** Goal **
Return the material exactly as supplied, apart from the pictures, which are omitted.

** Records provided **
---+---

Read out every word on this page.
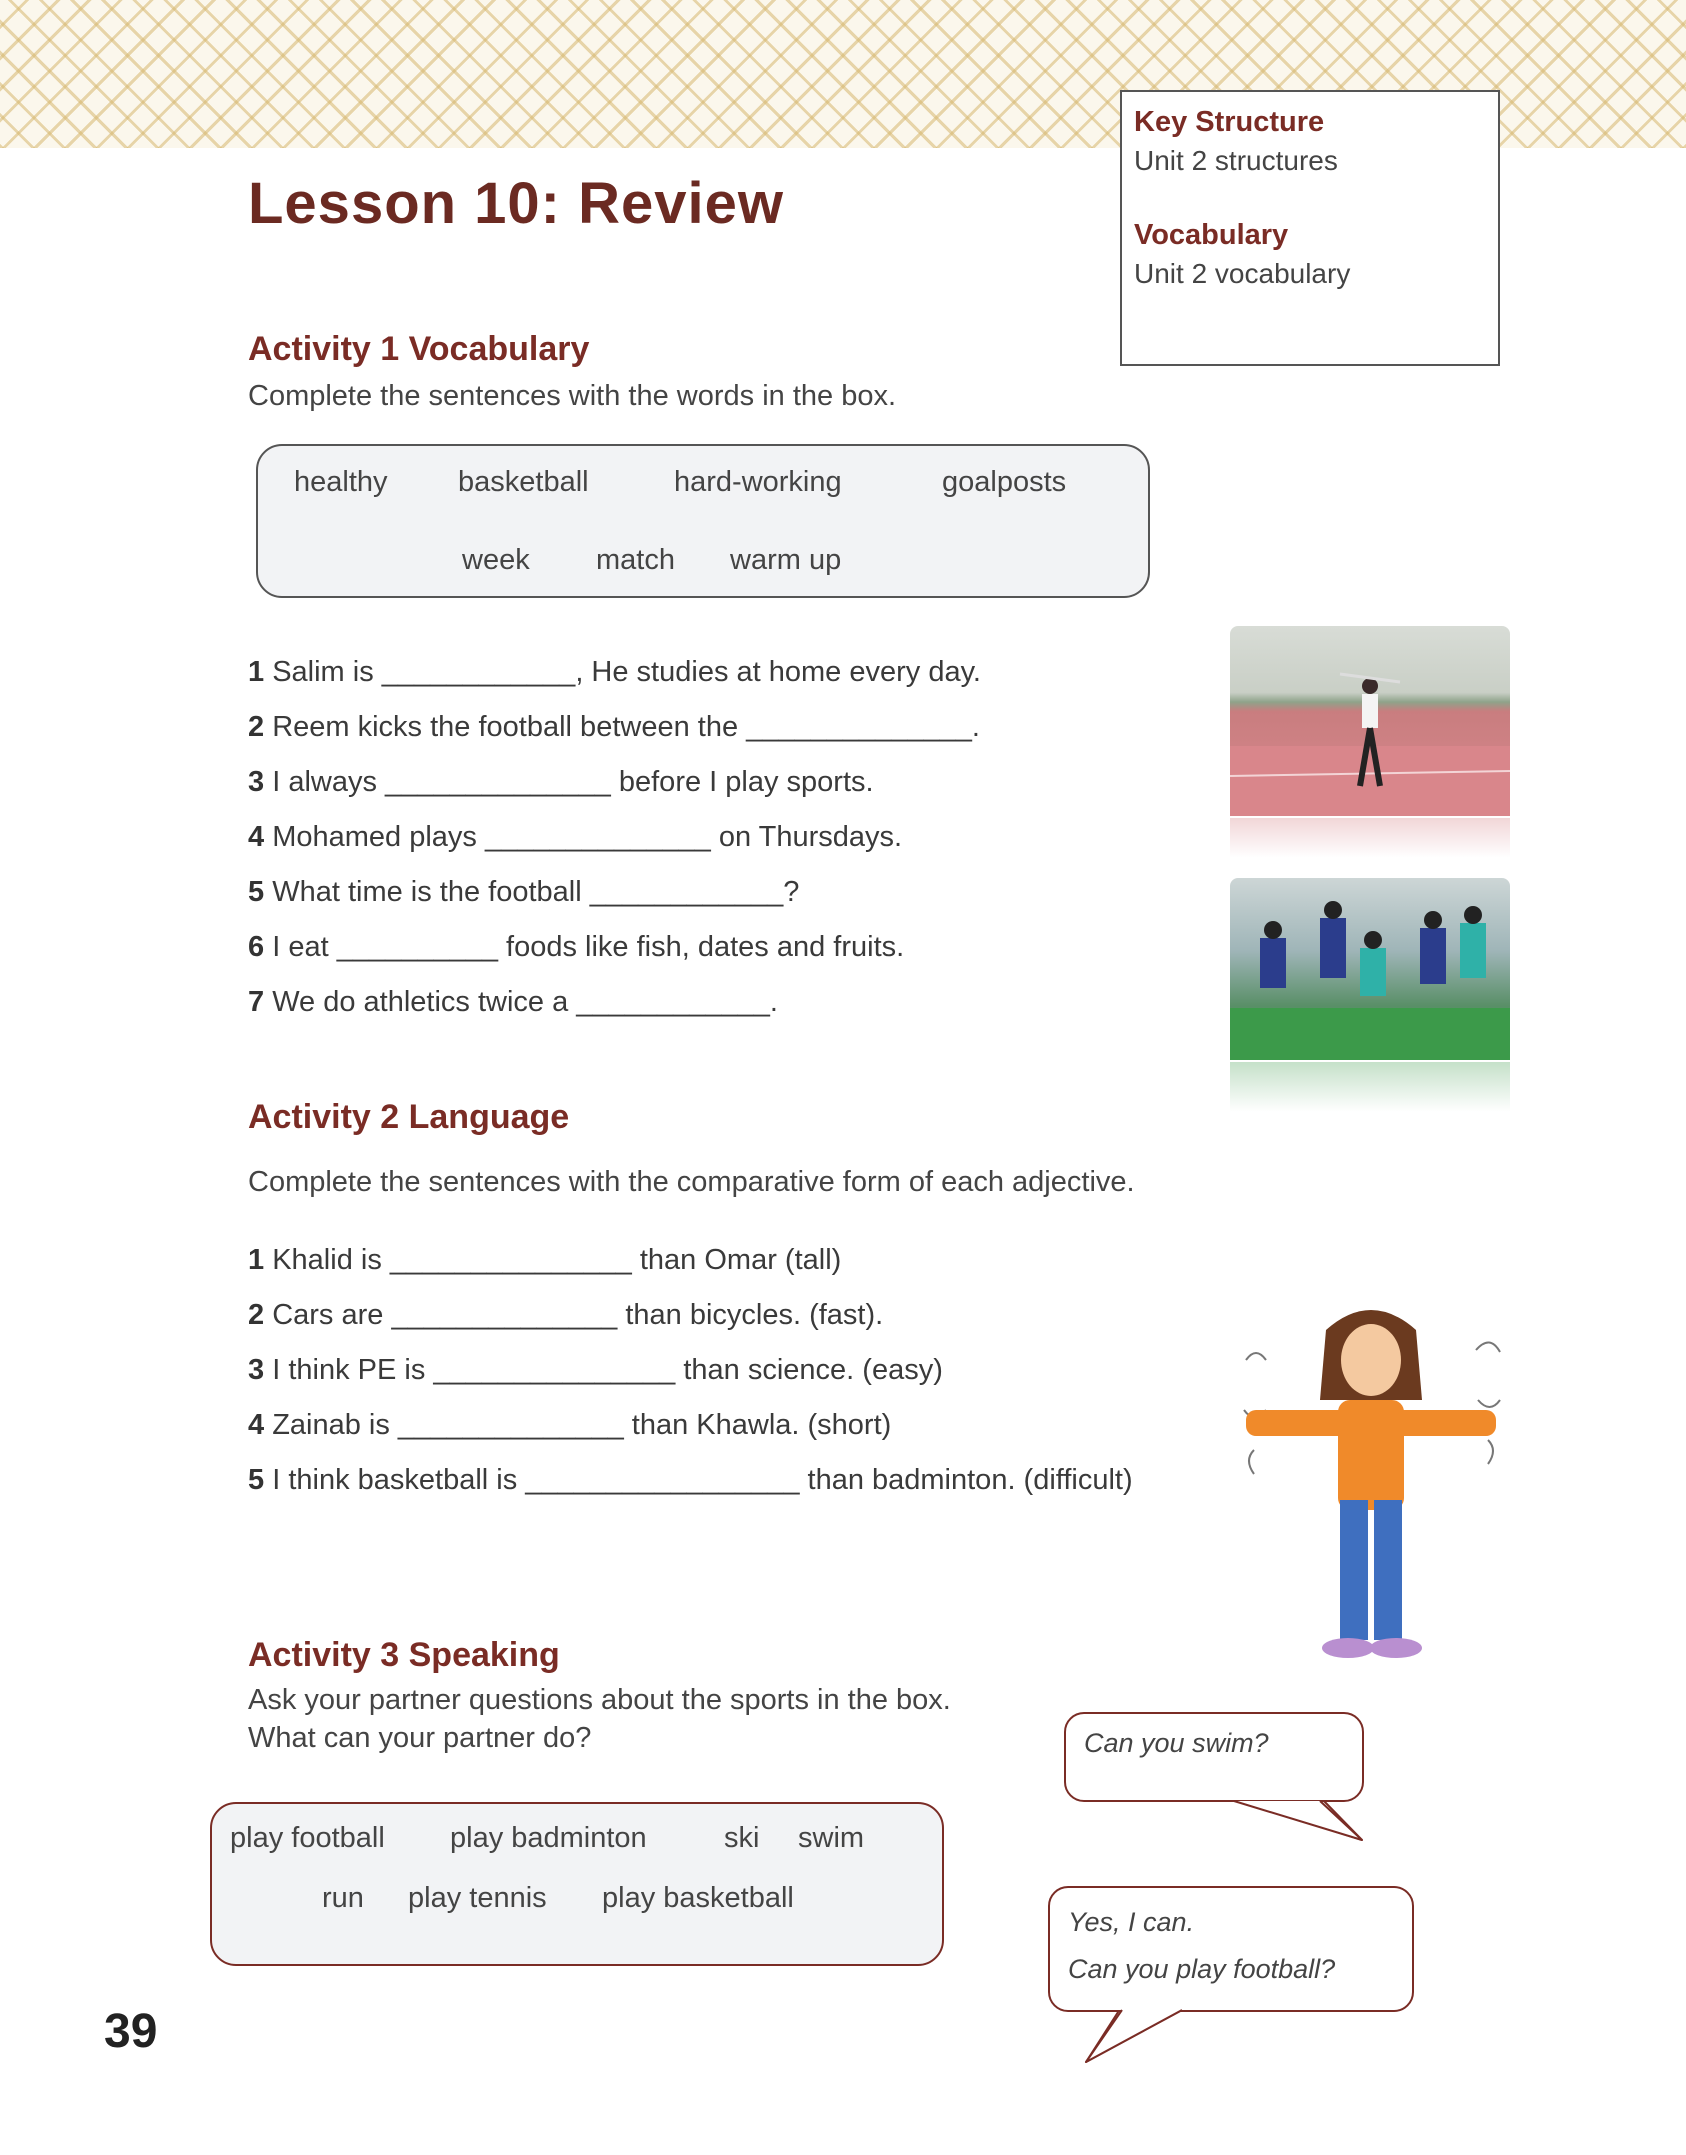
Lesson 10: Review
Key Structure
Unit 2 structures
Vocabulary
Unit 2 vocabulary
Activity 1 Vocabulary
Complete the sentences with the words in the box.
healthy basketball	hard-working	goalposts
week match warm up
1 Salim is ____________, He studies at home every day.
2 Reem kicks the football between the ______________.
3 I always ______________ before I play sports.
4 Mohamed plays ______________ on Thursdays.
5 What time is the football ____________?
6 I eat __________ foods like fish, dates and fruits.
7 We do athletics twice a ____________.
Activity 2 Language
Complete the sentences with the comparative form of each adjective.
1 Khalid is _______________ than Omar (tall)
2 Cars are ______________ than bicycles. (fast).
3 I think PE is _______________ than science. (easy)
4 Zainab is ______________ than Khawla. (short)
5 I think basketball is _________________ than badminton. (difficult)
Activity 3 Speaking
Ask your partner questions about the sports in the box.
What can your partner do?
play football play badminton	ski swim
run play tennis play basketball
Can you swim?
Yes, I can.
Can you play football?
39
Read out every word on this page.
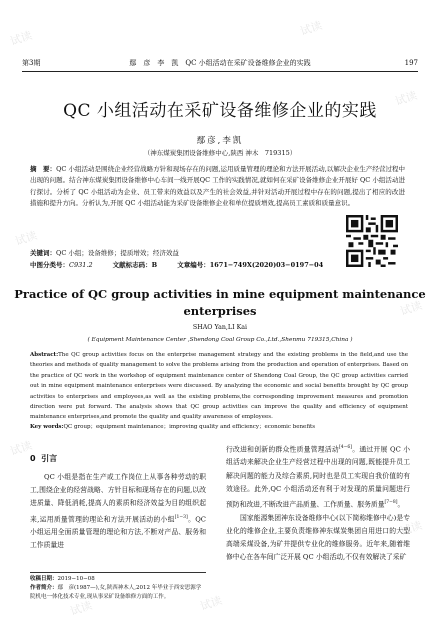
试读
试读
试读
试读
试读
试读
试读
试读
试读
第3期	鄢　彦　李　凯　QC 小组活动在采矿设备维修企业的实践	197
QC 小组活动在采矿设备维修企业的实践
鄢彦,李凯
（神东煤炭集团设备维修中心,陕西 神木　719315）
摘　要：QC 小组活动是围绕企业经营战略方针和现场存在的问题,运用质量管理的理论和方法开展活动,以解决企业生产经营过程中出现的问题。结合神东煤炭集团设备维修中心车间一线开展QC 工作的实践情况,就如何在采矿设备维修企业开展好 QC 小组活动进行探讨。分析了 QC 小组活动为企业、员工带来的效益以及产生的社会效益,并针对活动开展过程中存在的问题,提出了相应的改进措施和提升方向。分析认为,开展 QC 小组活动能为采矿设备维修企业和单位提质增效,提高员工素质和质量意识。
关键词：QC 小组；设备维修；提质增效；经济效益
中图分类号：C931.2	文献标志码：B	文章编号：1671−749X(2020)03−0197−04
Practice of QC group activities in mine equipment maintenance enterprises
SHAO Yan,LI Kai
( Equipment Maintenance Center ,Shendong Coal Group Co.,Ltd.,Shenmu 719315,China )
Abstract:The QC group activities focus on the enterprise management strategy and the existing problems in the field,and use the theories and methods of quality management to solve the problems arising from the production and operation of enterprises. Based on the practice of QC work in the workshop of equipment maintenance center of Shendong Coal Group, the QC group activities carried out in mine equipment maintenance enterprises were discussed. By analyzing the economic and social benefits brought by QC group activities to enterprises and employees,as well as the existing problems,the corresponding improvement measures and promotion direction were put forward. The analysis shows that QC group activities can improve the quality and efficiency of equipment maintenance enterprises,and promote the quality and quality awareness of employees.
Key words:QC group；equipment maintenance；improving quality and efficiency；economic benefits
0 引言

QC 小组是指在生产或工作岗位上从事各种劳动的职工,围绕企业的经营战略、方针目标和现场存在的问题,以改进质量、降低消耗,提高人的素质和经济效益为目的组织起来,运用质量管理的理论和方法开展活动的小组[1−3]。QC 小组运用全面质量管理的理论和方法,不断对产品、服务和工作质量进

收稿日期：2019−10−08
作者简介：鄢　彦(1987—),女,陕西神木人,2012 年毕业于西安思源学院机电一体化技术专业,现从事采矿设备维修方面的工作。

行改进和创新的群众性质量管理活动[4−6]。通过开展 QC 小组活动来解决企业生产经营过程中出现的问题,既能提升员工解决问题的能力及综合素质,同时也是员工实现自我价值的有效途径。此外,QC 小组活动还有利于对发现的质量问题进行预防和改进,不断改进产品质量、工作质量、服务质量[7−8]。

国家能源集团神东设备维修中心(以下简称维修中心)是专业化的维修企业,主要负责维修神东煤炭集团自用进口的大型高端采煤设备,为矿井提供专业化的维修服务。近年来,随着维修中心在各车间广泛开展 QC 小组活动,不仅有效解决了采矿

---+---

** Complete answer **
Read out every word on this page.
Lesson 10: Review
Key Structure
Unit 2 structures
Vocabulary
Unit 2 vocabulary
Activity 1 Vocabulary
Complete the sentences with the words in the box.
healthy basketball	hard-working	goalposts
week match warm up
1 Salim is ____________, He studies at home every day.
2 Reem kicks the football between the ______________.
3 I always ______________ before I play sports.
4 Mohamed plays ______________ on Thursdays.
5 What time is the football ____________?
6 I eat __________ foods like fish, dates and fruits.
7 We do athletics twice a ____________.
Activity 2 Language
Complete the sentences with the comparative form of each adjective.
1 Khalid is _______________ than Omar (tall)
2 Cars are ______________ than bicycles. (fast).
3 I think PE is _______________ than science. (easy)
4 Zainab is ______________ than Khawla. (short)
5 I think basketball is _________________ than badminton. (difficult)
Activity 3 Speaking
Ask your partner questions about the sports in the box.
What can your partner do?
play football play badminton	ski swim
run play tennis play basketball
Can you swim?
Yes, I can.
Can you play football?
39
Read out every word on this page.
试读
试读
试读
试读
试读
试读
试读
试读
试读
第3期	鄢　彦　李　凯　QC 小组活动在采矿设备维修企业的实践	197
QC 小组活动在采矿设备维修企业的实践
鄢彦,李凯
（神东煤炭集团设备维修中心,陕西 神木　719315）
摘　要：QC 小组活动是围绕企业经营战略方针和现场存在的问题,运用质量管理的理论和方法开展活动,以解决企业生产经营过程中出现的问题。结合神东煤炭集团设备维修中心车间一线开展QC 工作的实践情况,就如何在采矿设备维修企业开展好 QC 小组活动进行探讨。分析了 QC 小组活动为企业、员工带来的效益以及产生的社会效益,并针对活动开展过程中存在的问题,提出了相应的改进措施和提升方向。分析认为,开展 QC 小组活动能为采矿设备维修企业和单位提质增效,提高员工素质和质量意识。
关键词：QC 小组；设备维修；提质增效；经济效益
中图分类号：C931.2	文献标志码：B	文章编号：1671−749X(2020)03−0197−04
Practice of QC group activities in mine equipment maintenance enterprises
SHAO Yan,LI Kai
( Equipment Maintenance Center ,Shendong Coal Group Co.,Ltd.,Shenmu 719315,China )
Abstract:The QC group activities focus on the enterprise management strategy and the existing problems in the field,and use the theories and methods of quality management to solve the problems arising from the production and operation of enterprises. Based on the practice of QC work in the workshop of equipment maintenance center of Shendong Coal Group, the QC group activities carried out in mine equipment maintenance enterprises were discussed. By analyzing the economic and social benefits brought by QC group activities to enterprises and employees,as well as the existing problems,the corresponding improvement measures and promotion direction were put forward. The analysis shows that QC group activities can improve the quality and efficiency of equipment maintenance enterprises,and promote the quality and quality awareness of employees.
Key words:QC group；equipment maintenance；improving quality and efficiency；economic benefits
0 引言

QC 小组是指在生产或工作岗位上从事各种劳动的职工,围绕企业的经营战略、方针目标和现场存在的问题,以改进质量、降低消耗,提高人的素质和经济效益为目的组织起来,运用质量管理的理论和方法开展活动的小组[1−3]。QC 小组运用全面质量管理的理论和方法,不断对产品、服务和工作质量进

收稿日期：2019−10−08
作者简介：鄢　彦(1987—),女,陕西神木人,2012 年毕业于西安思源学院机电一体化技术专业,现从事采矿设备维修方面的工作。

行改进和创新的群众性质量管理活动[4−6]。通过开展 QC 小组活动来解决企业生产经营过程中出现的问题,既能提升员工解决问题的能力及综合素质,同时也是员工实现自我价值的有效途径。此外,QC 小组活动还有利于对发现的质量问题进行预防和改进,不断改进产品质量、工作质量、服务质量[7−8]。

国家能源集团神东设备维修中心(以下简称维修中心)是专业化的维修企业,主要负责维修神东煤炭集团自用进口的大型高端采煤设备,为矿井提供专业化的维修服务。近年来,随着维修中心在各车间广泛开展 QC 小组活动,不仅有效解决了采矿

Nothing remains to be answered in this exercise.